Textauszug =
---*---

Süddeutsche Zeitung

ARD-Wettbewerb:Gfrett mit dem Interfret

Das Semifinale Gitarre und die Tücken der Komposition

Von Oliver Hochkeppel

Als aufstrebender klassischer Gitarrist durfte man den Anmeldeschluss des ARD-Wettbewerbs nicht verpassen, denn die Chance auf eine Teilnahme kriegt man wohl nur einmal im Leben. Erst vier Mal seit 1952 war die Gitarre vertreten, zuletzt 1993. Was einiges über die Exotenstellung des Instruments im Klassikbetrieb aussagt. Obwohl die Gitarre seit einigen Jahren das Klavier als meistgespieltes Instrument überholt hat, führt sie bei Repertoire, Konzerten und Festivals ein Eigenleben. Zu Unrecht, wie man hier angesichts der Vielfalt und Ausdruckskraft des Gebotenen erleben konnte.

Stichwort Ungerechtigkeit: Kaum eine Rezension, in der nicht die Jury-Urteile angefochten werden. Was in der Natur der Sache liegt: Wettbewerb ist in der Musik eigentlich kein zielführendes Konzept. Anders als im Sport gibt es hier kein eindeutiges höher, schneller oder weiter, sondern ein divergierendes Bündel möglicher, mitunter ganz subjektiver Kriterien. Aber irgendwie muss man eben versuchen, die größten Talente zu finden und zu fördern. Schon deswegen gebührt der vom Uruguayer Eduardo Fernández geleiteten, siebenköpfigen Stargitarristen-Jury Respekt, sich diesen Hör-Marathon mit 35 Bewerbern anzutun.

Ihre Entscheidungen durfte man natürlich trotzdem hinterfragen, schon beim ersten Durchgang, wo bereits ein etwas unglücklich ausgewähltes Programm das Aus bedeuten konnte, wie bei der Deutschen Jessica Kaiser. Es ist (hoffentlich) nicht repräsentativ für die heimische Szene, dass es keiner der sechs deutschen Teilnehmer in die zweite Runde schaffte. Im Trend, nicht nur bei der Gitarre, liegt dagegen, dass China, Japan und Südkorea inzwischen dominieren. Im Semifinale stellte dann auch Asien mit der Japanerin Kanahi Yamashita, der Chinesin Yang Hao und ihrem Landsmann Junhong Kuang die eine Hälfte des Tableaus, neben dem Italiener Gian Marco Ciampa, dem Schweiz-Italiener Davide Giovanni Tomasi und dem Australier Andrey Lebedev.

---*---

(Koordinaten-Annotationsdaten)
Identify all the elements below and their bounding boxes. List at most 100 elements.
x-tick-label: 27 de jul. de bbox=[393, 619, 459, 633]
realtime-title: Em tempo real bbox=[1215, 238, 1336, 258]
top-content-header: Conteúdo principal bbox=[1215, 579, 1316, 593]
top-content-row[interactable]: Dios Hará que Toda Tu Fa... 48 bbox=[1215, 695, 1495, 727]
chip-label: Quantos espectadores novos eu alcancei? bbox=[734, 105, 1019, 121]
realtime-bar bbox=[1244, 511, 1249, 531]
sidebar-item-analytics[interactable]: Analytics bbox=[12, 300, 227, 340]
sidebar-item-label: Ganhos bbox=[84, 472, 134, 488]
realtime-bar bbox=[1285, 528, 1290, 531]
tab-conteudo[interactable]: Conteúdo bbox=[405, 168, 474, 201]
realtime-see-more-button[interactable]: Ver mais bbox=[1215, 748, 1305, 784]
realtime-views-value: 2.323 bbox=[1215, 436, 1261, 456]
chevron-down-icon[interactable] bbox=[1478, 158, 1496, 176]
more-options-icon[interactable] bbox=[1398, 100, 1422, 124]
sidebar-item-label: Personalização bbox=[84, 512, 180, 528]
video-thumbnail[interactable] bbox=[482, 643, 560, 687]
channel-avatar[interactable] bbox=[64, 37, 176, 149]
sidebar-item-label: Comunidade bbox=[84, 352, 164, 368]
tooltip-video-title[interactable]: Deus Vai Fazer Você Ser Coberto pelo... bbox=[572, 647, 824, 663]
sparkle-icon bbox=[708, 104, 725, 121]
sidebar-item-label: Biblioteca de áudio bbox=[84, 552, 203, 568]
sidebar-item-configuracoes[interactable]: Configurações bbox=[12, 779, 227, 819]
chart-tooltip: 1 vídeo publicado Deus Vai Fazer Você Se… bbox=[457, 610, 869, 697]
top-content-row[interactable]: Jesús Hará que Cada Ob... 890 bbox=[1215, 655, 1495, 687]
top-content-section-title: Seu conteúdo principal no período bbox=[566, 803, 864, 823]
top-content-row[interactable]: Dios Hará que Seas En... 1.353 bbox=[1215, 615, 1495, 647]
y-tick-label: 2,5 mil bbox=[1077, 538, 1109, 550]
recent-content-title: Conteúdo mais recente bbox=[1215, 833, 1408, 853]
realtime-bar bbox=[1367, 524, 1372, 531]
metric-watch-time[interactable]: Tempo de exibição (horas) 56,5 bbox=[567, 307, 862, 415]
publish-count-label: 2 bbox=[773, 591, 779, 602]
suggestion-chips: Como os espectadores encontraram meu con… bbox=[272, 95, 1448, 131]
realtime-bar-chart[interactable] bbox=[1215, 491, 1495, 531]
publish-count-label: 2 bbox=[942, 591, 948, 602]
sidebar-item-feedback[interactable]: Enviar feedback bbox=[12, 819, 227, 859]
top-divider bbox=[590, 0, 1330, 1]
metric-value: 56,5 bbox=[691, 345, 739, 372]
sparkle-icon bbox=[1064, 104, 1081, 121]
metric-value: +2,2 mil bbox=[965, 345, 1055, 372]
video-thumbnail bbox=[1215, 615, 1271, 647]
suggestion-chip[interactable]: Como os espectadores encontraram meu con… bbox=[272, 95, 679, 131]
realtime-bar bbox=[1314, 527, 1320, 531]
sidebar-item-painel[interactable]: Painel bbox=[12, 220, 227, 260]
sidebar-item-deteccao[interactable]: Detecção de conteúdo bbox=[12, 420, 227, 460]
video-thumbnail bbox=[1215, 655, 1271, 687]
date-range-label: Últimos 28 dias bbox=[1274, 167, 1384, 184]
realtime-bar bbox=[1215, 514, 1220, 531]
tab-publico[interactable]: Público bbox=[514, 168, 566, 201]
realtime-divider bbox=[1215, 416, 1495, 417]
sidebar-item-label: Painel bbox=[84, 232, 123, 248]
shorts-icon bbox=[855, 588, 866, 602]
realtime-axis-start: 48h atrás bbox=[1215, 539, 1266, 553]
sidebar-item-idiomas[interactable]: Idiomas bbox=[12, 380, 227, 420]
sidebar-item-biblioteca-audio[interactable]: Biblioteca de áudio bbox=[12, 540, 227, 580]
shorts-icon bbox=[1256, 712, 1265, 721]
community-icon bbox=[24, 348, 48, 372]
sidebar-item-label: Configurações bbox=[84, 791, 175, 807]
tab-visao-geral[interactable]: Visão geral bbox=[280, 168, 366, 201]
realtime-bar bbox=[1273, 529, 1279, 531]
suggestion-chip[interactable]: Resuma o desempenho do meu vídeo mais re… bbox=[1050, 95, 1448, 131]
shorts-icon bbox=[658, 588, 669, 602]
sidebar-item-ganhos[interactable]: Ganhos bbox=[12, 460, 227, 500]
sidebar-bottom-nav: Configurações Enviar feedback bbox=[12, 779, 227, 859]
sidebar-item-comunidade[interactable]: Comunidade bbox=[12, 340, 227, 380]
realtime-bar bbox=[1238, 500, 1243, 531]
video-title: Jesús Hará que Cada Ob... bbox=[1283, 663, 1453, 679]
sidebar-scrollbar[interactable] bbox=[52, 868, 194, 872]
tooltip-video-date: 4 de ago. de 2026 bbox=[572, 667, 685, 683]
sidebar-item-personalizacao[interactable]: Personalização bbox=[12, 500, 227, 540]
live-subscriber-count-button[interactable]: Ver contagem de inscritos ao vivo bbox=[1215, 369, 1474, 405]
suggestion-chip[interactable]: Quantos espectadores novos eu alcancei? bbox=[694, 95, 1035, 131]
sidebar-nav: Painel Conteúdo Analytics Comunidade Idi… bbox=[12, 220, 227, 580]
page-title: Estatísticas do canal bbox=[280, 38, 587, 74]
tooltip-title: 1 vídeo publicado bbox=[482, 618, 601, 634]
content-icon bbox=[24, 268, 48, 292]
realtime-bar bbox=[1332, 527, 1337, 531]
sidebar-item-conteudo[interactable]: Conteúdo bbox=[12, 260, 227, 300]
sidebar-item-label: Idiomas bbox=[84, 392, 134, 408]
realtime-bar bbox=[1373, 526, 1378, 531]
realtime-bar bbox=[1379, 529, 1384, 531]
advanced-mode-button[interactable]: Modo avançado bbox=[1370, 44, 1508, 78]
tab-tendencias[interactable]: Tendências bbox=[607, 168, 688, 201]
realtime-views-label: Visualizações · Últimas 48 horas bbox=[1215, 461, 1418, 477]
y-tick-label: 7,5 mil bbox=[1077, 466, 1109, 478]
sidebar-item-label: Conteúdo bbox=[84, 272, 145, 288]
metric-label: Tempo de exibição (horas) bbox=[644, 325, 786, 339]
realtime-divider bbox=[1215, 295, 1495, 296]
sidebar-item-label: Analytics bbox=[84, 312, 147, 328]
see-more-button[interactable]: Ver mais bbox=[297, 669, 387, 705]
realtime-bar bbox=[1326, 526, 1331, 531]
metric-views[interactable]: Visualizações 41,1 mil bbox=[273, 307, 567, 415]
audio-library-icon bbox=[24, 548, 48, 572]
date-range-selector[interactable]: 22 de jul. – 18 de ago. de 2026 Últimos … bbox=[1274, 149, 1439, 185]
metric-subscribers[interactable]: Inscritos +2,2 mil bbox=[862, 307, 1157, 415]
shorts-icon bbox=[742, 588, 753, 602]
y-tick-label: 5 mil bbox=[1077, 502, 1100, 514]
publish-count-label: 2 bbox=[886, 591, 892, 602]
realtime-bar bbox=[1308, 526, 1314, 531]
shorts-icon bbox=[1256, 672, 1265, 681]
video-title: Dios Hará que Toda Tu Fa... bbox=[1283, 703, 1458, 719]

---*---

Aufgaben =
A – Ändere im Artikel zum ARD-Wettbewerb die Passage von „Von Oliver Hochkeppel“ bis „des Gebotenen erleben konnte.“, indem du „Klavier“ durch „Cello“ ersetzt, und gib sie vollständig wieder.
B – Wer leitete laut dem Artikel zum ARD-Wettbewerb die Jury?
Die Daten werden für die Bearbeitung nicht gebraucht.

Lösungen je Aufgabe =
A –
Von Oliver Hochkeppel

Als aufstrebender klassischer Gitarrist durfte man den Anmeldeschluss des ARD-Wettbewerbs nicht verpassen, denn die Chance auf eine Teilnahme kriegt man wohl nur einmal im Leben. Erst vier Mal seit 1952 war die Gitarre vertreten, zuletzt 1993. Was einiges über die Exotenstellung des Instruments im Klassikbetrieb aussagt. Obwohl die Gitarre seit einigen Jahren das Cello als meistgespieltes Instrument überholt hat, führt sie bei Repertoire, Konzerten und Festivals ein Eigenleben. Zu Unrecht, wie man hier angesichts der Vielfalt und Ausdruckskraft des Gebotenen erleben konnte.

B – Der Uruguayer Eduardo Fernández.